### Records for processing:
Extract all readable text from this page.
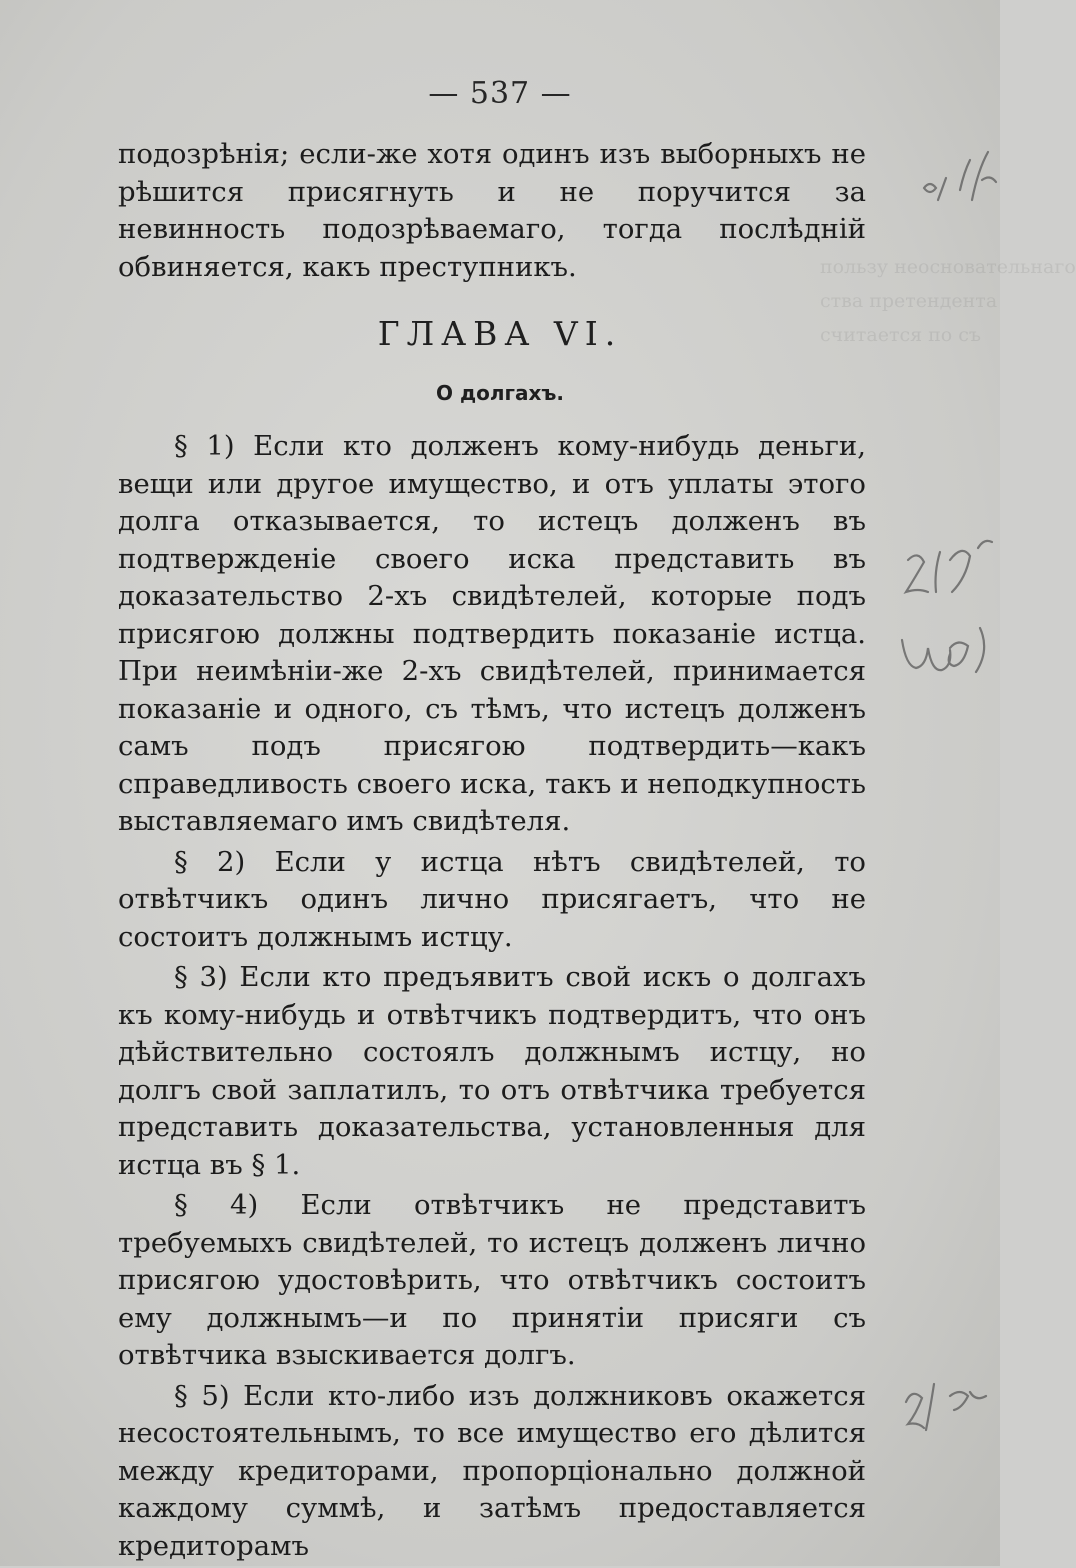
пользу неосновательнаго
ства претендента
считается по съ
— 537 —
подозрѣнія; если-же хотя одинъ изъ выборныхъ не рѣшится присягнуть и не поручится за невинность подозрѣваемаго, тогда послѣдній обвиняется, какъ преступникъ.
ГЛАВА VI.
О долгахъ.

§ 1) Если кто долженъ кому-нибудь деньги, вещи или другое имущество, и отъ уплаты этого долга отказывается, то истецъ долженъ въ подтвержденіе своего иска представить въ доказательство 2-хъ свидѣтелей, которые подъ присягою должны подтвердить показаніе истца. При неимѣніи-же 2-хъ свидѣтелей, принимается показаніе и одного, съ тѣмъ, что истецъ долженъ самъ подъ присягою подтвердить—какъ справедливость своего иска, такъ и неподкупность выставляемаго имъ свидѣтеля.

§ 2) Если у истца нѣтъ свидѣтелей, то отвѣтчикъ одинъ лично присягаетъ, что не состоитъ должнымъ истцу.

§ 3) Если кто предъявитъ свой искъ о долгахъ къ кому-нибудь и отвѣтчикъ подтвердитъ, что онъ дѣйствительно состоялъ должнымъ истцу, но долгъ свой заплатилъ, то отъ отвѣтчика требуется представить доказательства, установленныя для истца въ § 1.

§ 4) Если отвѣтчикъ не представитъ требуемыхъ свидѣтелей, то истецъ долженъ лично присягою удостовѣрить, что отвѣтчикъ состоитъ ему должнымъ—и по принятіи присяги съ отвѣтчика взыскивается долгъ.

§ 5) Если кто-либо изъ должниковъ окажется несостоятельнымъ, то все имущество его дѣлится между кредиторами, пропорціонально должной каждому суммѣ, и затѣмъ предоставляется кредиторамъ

### Task brief:
Copy the records exactly as they appear, excluding images.

### Worked answer:
Extract all readable text from this page.
пользу неосновательнаго
ства претендента
считается по съ
— 537 —
подозрѣнія; если-же хотя одинъ изъ выборныхъ не рѣшится присягнуть и не поручится за невинность подозрѣваемаго, тогда послѣдній обвиняется, какъ преступникъ.
ГЛАВА VI.
О долгахъ.

§ 1) Если кто долженъ кому-нибудь деньги, вещи или другое имущество, и отъ уплаты этого долга отказывается, то истецъ долженъ въ подтвержденіе своего иска представить въ доказательство 2-хъ свидѣтелей, которые подъ присягою должны подтвердить показаніе истца. При неимѣніи-же 2-хъ свидѣтелей, принимается показаніе и одного, съ тѣмъ, что истецъ долженъ самъ подъ присягою подтвердить—какъ справедливость своего иска, такъ и неподкупность выставляемаго имъ свидѣтеля.

§ 2) Если у истца нѣтъ свидѣтелей, то отвѣтчикъ одинъ лично присягаетъ, что не состоитъ должнымъ истцу.

§ 3) Если кто предъявитъ свой искъ о долгахъ къ кому-нибудь и отвѣтчикъ подтвердитъ, что онъ дѣйствительно состоялъ должнымъ истцу, но долгъ свой заплатилъ, то отъ отвѣтчика требуется представить доказательства, установленныя для истца въ § 1.

§ 4) Если отвѣтчикъ не представитъ требуемыхъ свидѣтелей, то истецъ долженъ лично присягою удостовѣрить, что отвѣтчикъ состоитъ ему должнымъ—и по принятіи присяги съ отвѣтчика взыскивается долгъ.

§ 5) Если кто-либо изъ должниковъ окажется несостоятельнымъ, то все имущество его дѣлится между кредиторами, пропорціонально должной каждому суммѣ, и затѣмъ предоставляется кредиторамъ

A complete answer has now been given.